::: THE RECORDS

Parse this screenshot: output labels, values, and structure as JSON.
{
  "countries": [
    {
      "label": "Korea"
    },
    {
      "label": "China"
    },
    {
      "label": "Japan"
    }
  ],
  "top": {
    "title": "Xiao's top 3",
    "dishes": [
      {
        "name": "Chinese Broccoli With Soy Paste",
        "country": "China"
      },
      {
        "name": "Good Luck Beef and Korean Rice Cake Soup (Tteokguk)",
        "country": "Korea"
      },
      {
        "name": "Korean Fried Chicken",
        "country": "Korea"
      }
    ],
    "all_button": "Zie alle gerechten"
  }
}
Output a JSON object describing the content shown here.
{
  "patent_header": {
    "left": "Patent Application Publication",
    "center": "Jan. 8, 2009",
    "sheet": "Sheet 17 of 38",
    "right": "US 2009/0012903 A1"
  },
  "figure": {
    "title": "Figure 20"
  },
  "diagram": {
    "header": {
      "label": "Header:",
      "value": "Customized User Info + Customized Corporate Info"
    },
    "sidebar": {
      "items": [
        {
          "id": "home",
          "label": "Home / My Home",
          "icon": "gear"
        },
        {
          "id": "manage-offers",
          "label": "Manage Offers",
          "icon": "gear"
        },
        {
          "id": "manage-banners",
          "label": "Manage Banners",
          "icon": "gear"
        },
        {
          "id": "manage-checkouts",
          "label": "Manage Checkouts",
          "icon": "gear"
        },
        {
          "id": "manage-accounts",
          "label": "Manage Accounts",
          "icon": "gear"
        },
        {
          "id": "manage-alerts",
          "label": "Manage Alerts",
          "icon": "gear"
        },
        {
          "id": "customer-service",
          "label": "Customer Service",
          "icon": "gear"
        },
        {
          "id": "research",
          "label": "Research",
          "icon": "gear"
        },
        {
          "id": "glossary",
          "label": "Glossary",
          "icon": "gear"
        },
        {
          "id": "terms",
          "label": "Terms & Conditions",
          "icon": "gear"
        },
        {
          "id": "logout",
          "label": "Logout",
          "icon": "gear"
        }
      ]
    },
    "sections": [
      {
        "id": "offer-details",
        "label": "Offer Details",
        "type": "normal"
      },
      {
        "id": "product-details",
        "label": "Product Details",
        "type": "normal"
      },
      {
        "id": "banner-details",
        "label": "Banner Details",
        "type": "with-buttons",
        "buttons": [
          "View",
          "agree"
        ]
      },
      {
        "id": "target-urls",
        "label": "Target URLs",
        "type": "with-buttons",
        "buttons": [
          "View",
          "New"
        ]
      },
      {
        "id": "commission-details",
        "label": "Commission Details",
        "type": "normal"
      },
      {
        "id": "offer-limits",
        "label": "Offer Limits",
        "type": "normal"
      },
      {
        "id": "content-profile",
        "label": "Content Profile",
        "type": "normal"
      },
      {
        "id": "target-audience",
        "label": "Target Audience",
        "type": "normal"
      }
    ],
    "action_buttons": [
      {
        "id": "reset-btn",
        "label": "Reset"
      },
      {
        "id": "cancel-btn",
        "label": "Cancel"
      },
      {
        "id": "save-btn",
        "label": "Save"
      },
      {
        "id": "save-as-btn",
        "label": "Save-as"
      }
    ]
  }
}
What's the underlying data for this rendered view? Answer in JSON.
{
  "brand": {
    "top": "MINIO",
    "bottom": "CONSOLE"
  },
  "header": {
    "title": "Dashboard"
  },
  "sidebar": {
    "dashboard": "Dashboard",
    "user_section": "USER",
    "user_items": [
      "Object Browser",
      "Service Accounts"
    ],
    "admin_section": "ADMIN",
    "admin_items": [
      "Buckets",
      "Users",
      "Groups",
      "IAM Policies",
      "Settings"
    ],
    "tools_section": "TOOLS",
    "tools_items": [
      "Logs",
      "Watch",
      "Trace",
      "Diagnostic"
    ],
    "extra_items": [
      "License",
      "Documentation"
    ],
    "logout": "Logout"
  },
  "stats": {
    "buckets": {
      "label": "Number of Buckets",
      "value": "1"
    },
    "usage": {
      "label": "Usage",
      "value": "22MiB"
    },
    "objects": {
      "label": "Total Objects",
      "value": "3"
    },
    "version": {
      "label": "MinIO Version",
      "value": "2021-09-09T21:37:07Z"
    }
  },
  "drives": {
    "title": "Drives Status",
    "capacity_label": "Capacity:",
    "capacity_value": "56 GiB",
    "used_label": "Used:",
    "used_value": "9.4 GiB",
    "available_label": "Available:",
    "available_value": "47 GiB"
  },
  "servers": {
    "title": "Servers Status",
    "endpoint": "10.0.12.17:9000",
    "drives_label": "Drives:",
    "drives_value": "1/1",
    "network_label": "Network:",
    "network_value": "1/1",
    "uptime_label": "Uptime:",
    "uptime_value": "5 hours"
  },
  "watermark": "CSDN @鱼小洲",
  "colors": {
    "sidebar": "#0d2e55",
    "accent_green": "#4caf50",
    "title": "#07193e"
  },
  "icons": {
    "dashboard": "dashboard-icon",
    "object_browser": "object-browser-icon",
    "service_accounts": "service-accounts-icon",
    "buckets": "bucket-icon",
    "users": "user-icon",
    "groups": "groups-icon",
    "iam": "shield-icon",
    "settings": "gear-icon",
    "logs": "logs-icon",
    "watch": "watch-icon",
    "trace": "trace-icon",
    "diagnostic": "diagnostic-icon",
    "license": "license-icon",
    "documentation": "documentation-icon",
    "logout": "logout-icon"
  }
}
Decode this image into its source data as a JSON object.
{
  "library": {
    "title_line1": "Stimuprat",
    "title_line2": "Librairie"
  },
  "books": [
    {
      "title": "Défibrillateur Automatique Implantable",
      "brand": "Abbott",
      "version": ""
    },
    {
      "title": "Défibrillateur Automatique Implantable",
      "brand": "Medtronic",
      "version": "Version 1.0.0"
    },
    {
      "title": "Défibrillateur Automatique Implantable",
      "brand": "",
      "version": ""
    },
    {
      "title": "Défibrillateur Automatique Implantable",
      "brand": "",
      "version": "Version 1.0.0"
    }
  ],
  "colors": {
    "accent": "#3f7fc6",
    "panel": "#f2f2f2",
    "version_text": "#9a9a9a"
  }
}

::::::

## INSTRUCTIONS TO FOLLOW
Write the entire listing out again, word for word.

## COMPLETE RESPONSE
Parse this screenshot: output labels, values, and structure as JSON.
{
  "countries": [
    {
      "label": "Korea"
    },
    {
      "label": "China"
    },
    {
      "label": "Japan"
    }
  ],
  "top": {
    "title": "Xiao's top 3",
    "dishes": [
      {
        "name": "Chinese Broccoli With Soy Paste",
        "country": "China"
      },
      {
        "name": "Good Luck Beef and Korean Rice Cake Soup (Tteokguk)",
        "country": "Korea"
      },
      {
        "name": "Korean Fried Chicken",
        "country": "Korea"
      }
    ],
    "all_button": "Zie alle gerechten"
  }
}
Output a JSON object describing the content shown here.
{
  "patent_header": {
    "left": "Patent Application Publication",
    "center": "Jan. 8, 2009",
    "sheet": "Sheet 17 of 38",
    "right": "US 2009/0012903 A1"
  },
  "figure": {
    "title": "Figure 20"
  },
  "diagram": {
    "header": {
      "label": "Header:",
      "value": "Customized User Info + Customized Corporate Info"
    },
    "sidebar": {
      "items": [
        {
          "id": "home",
          "label": "Home / My Home",
          "icon": "gear"
        },
        {
          "id": "manage-offers",
          "label": "Manage Offers",
          "icon": "gear"
        },
        {
          "id": "manage-banners",
          "label": "Manage Banners",
          "icon": "gear"
        },
        {
          "id": "manage-checkouts",
          "label": "Manage Checkouts",
          "icon": "gear"
        },
        {
          "id": "manage-accounts",
          "label": "Manage Accounts",
          "icon": "gear"
        },
        {
          "id": "manage-alerts",
          "label": "Manage Alerts",
          "icon": "gear"
        },
        {
          "id": "customer-service",
          "label": "Customer Service",
          "icon": "gear"
        },
        {
          "id": "research",
          "label": "Research",
          "icon": "gear"
        },
        {
          "id": "glossary",
          "label": "Glossary",
          "icon": "gear"
        },
        {
          "id": "terms",
          "label": "Terms & Conditions",
          "icon": "gear"
        },
        {
          "id": "logout",
          "label": "Logout",
          "icon": "gear"
        }
      ]
    },
    "sections": [
      {
        "id": "offer-details",
        "label": "Offer Details",
        "type": "normal"
      },
      {
        "id": "product-details",
        "label": "Product Details",
        "type": "normal"
      },
      {
        "id": "banner-details",
        "label": "Banner Details",
        "type": "with-buttons",
        "buttons": [
          "View",
          "agree"
        ]
      },
      {
        "id": "target-urls",
        "label": "Target URLs",
        "type": "with-buttons",
        "buttons": [
          "View",
          "New"
        ]
      },
      {
        "id": "commission-details",
        "label": "Commission Details",
        "type": "normal"
      },
      {
        "id": "offer-limits",
        "label": "Offer Limits",
        "type": "normal"
      },
      {
        "id": "content-profile",
        "label": "Content Profile",
        "type": "normal"
      },
      {
        "id": "target-audience",
        "label": "Target Audience",
        "type": "normal"
      }
    ],
    "action_buttons": [
      {
        "id": "reset-btn",
        "label": "Reset"
      },
      {
        "id": "cancel-btn",
        "label": "Cancel"
      },
      {
        "id": "save-btn",
        "label": "Save"
      },
      {
        "id": "save-as-btn",
        "label": "Save-as"
      }
    ]
  }
}
What's the underlying data for this rendered view? Answer in JSON.
{
  "brand": {
    "top": "MINIO",
    "bottom": "CONSOLE"
  },
  "header": {
    "title": "Dashboard"
  },
  "sidebar": {
    "dashboard": "Dashboard",
    "user_section": "USER",
    "user_items": [
      "Object Browser",
      "Service Accounts"
    ],
    "admin_section": "ADMIN",
    "admin_items": [
      "Buckets",
      "Users",
      "Groups",
      "IAM Policies",
      "Settings"
    ],
    "tools_section": "TOOLS",
    "tools_items": [
      "Logs",
      "Watch",
      "Trace",
      "Diagnostic"
    ],
    "extra_items": [
      "License",
      "Documentation"
    ],
    "logout": "Logout"
  },
  "stats": {
    "buckets": {
      "label": "Number of Buckets",
      "value": "1"
    },
    "usage": {
      "label": "Usage",
      "value": "22MiB"
    },
    "objects": {
      "label": "Total Objects",
      "value": "3"
    },
    "version": {
      "label": "MinIO Version",
      "value": "2021-09-09T21:37:07Z"
    }
  },
  "drives": {
    "title": "Drives Status",
    "capacity_label": "Capacity:",
    "capacity_value": "56 GiB",
    "used_label": "Used:",
    "used_value": "9.4 GiB",
    "available_label": "Available:",
    "available_value": "47 GiB"
  },
  "servers": {
    "title": "Servers Status",
    "endpoint": "10.0.12.17:9000",
    "drives_label": "Drives:",
    "drives_value": "1/1",
    "network_label": "Network:",
    "network_value": "1/1",
    "uptime_label": "Uptime:",
    "uptime_value": "5 hours"
  },
  "watermark": "CSDN @鱼小洲",
  "colors": {
    "sidebar": "#0d2e55",
    "accent_green": "#4caf50",
    "title": "#07193e"
  },
  "icons": {
    "dashboard": "dashboard-icon",
    "object_browser": "object-browser-icon",
    "service_accounts": "service-accounts-icon",
    "buckets": "bucket-icon",
    "users": "user-icon",
    "groups": "groups-icon",
    "iam": "shield-icon",
    "settings": "gear-icon",
    "logs": "logs-icon",
    "watch": "watch-icon",
    "trace": "trace-icon",
    "diagnostic": "diagnostic-icon",
    "license": "license-icon",
    "documentation": "documentation-icon",
    "logout": "logout-icon"
  }
}
Decode this image into its source data as a JSON object.
{
  "library": {
    "title_line1": "Stimuprat",
    "title_line2": "Librairie"
  },
  "books": [
    {
      "title": "Défibrillateur Automatique Implantable",
      "brand": "Abbott",
      "version": ""
    },
    {
      "title": "Défibrillateur Automatique Implantable",
      "brand": "Medtronic",
      "version": "Version 1.0.0"
    },
    {
      "title": "Défibrillateur Automatique Implantable",
      "brand": "",
      "version": ""
    },
    {
      "title": "Défibrillateur Automatique Implantable",
      "brand": "",
      "version": "Version 1.0.0"
    }
  ],
  "colors": {
    "accent": "#3f7fc6",
    "panel": "#f2f2f2",
    "version_text": "#9a9a9a"
  }
}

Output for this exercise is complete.